CONSIGNE: Poursuivez le texte sur la commémoration du Bicentenaire de la Révolution française, en reprenant juste après sa dernière phrase.

---------- TEXTE À LIRE ----------

La commémoration du Bicentenaire de la Révolution Française a pris fin. Grâce à la radio, à la télévision et d’autres moyens de communication, à Paris et dans plusieurs villes françaises, comme dans des pays du monde entier, différents actes nous ont fait revivre ce grand chapitre de l’histoire. Ont été évoqués les faits les plus remarquables, les dates les plus mémorables et naturellement les noms de ceux qui, lors de cette période, conquirent tant de gloire par la valeur de leurs personnalités comme par les exploits qu’ils accomplirent. Aujourd’hui encore, à deux siècles de distance, ces noms nous sont présentés auréolés par le prestige de l’immortalité. Immortalité certes et non pas toujours exempte d’épais nuages qui révèlent la condition de la nature humaine.
«Il y a quelque chose d’absolument fondamental, quand vous êtes en Amérique latine, ou Dieu sait où, et qui est la signification de la Révolution française… la signification épique de la Révolution Française, à partir du moment où on éprouve un lien avec une solidarité quelconque, avec un élément populaire, exprimé populairement, à partir du moment où l’on lie cette solidarité à la conscience de l’épique que la France a apporté au monde…»

---------- MATÉRIEL FOURNI ----------

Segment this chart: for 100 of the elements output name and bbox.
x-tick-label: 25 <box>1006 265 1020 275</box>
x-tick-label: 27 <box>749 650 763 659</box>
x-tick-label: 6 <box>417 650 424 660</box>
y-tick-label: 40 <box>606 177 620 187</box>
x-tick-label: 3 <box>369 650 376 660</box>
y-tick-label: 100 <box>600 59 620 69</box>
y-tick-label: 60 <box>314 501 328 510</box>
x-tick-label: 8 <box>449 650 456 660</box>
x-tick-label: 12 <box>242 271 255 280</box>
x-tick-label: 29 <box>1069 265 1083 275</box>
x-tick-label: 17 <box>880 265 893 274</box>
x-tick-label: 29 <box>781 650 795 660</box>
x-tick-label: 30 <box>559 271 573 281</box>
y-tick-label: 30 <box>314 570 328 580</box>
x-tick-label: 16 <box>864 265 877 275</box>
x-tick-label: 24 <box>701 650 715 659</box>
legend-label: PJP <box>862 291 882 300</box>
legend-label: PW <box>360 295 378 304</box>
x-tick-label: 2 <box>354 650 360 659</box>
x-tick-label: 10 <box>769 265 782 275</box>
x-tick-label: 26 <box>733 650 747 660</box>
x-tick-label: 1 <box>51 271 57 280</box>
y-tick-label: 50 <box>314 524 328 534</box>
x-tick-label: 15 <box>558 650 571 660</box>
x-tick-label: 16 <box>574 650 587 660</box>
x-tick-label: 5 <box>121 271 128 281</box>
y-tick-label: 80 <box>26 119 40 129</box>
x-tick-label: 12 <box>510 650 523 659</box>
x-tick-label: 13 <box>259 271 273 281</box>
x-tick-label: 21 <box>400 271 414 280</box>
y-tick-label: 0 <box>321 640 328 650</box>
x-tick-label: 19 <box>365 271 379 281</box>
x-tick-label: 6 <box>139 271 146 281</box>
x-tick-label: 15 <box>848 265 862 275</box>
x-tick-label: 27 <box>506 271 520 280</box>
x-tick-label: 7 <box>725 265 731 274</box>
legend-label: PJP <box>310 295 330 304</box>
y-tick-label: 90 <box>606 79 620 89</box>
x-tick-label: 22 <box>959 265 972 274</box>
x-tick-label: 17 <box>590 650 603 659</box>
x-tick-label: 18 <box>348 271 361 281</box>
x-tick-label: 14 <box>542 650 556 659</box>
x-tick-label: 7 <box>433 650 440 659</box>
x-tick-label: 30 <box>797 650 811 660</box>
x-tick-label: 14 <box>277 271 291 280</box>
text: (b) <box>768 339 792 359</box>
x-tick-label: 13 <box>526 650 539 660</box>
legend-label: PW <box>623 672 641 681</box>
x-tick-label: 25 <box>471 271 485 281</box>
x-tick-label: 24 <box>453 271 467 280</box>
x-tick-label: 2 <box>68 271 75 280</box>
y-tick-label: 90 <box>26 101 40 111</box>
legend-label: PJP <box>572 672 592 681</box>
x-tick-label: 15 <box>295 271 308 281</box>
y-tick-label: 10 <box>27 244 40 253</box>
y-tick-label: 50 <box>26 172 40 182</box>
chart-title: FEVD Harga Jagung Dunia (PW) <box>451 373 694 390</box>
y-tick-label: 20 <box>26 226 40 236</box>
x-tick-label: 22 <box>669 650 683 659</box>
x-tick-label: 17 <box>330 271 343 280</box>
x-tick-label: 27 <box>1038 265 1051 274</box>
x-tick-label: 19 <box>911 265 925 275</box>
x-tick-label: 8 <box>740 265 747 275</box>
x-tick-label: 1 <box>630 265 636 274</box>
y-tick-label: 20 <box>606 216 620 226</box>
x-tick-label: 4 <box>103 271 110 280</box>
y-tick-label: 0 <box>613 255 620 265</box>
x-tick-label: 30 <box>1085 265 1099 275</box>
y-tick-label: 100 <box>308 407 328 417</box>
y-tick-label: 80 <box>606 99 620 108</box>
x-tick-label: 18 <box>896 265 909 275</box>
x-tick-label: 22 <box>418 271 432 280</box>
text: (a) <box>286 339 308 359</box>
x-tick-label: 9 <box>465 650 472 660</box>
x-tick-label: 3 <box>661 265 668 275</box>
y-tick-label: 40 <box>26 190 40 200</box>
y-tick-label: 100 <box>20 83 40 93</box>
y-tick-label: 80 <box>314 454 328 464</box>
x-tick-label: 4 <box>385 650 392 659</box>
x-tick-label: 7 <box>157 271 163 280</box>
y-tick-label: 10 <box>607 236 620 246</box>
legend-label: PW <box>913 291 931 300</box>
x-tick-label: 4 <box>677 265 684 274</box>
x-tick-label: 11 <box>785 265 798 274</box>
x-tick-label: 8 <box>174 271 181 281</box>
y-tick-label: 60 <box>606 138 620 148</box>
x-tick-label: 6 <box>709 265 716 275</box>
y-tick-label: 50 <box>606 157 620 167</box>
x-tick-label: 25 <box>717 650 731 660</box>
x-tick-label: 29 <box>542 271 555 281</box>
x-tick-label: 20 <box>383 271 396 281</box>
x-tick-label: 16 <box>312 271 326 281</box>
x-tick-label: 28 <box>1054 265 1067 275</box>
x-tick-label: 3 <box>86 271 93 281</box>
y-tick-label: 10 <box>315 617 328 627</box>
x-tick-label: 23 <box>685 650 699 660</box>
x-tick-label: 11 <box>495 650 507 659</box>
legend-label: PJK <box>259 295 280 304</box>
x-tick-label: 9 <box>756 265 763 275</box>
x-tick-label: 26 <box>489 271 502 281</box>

----------

RÉPONSE CI-DESSOUS:
Cependant, comme citoyen de la République de l’Équateur, ce petit pays situé entre l’océan Pacifique et la cordillère des Andes, qui ne remplit pas les pages des journaux ni par les scandales de la drogue ni par le terrorisme des «guérilleros»; pays qui vit tranquillement une authentique démocratie; comme citoyen de ce pays et aussi comme chercheur de ces chapitres de l’histoire, j’ai beaucoup regretté que dans ces colloques on est si peu mentionné la présence de la Mission scientifique française ou Mission Géodésique, qui en 1736 arriva à Quito, capitale alors de l’Audience Royale. Pendant plusieurs années, ces savants furent les premiers apôtres de la divulgation des idées des Encyclopédistes, des idées humanitaires du XVIIIe siècle.
Si j’ai choisi d’aborder ce chapitre de l’histoire, mon intention n’est pas de vous rappeler l’immense œuvre scientifique, culturelle qui domina ce siècle et mérita l’admiration de ce grand voyageur et savant, Alexandre de Humboldt, dans sa visite à l’Amérique espagnole. Quelques années avant, rappelant les travaux de la Mission française, D’Alembert avait parlé de cette Mission comme: «La plus grande œuvre que les Sciences aient entreprise».
Très brièvement j’évoquerai aujourd’hui les personnalités de Pedro Vicente Maldonado et d’Eugenio Espejo.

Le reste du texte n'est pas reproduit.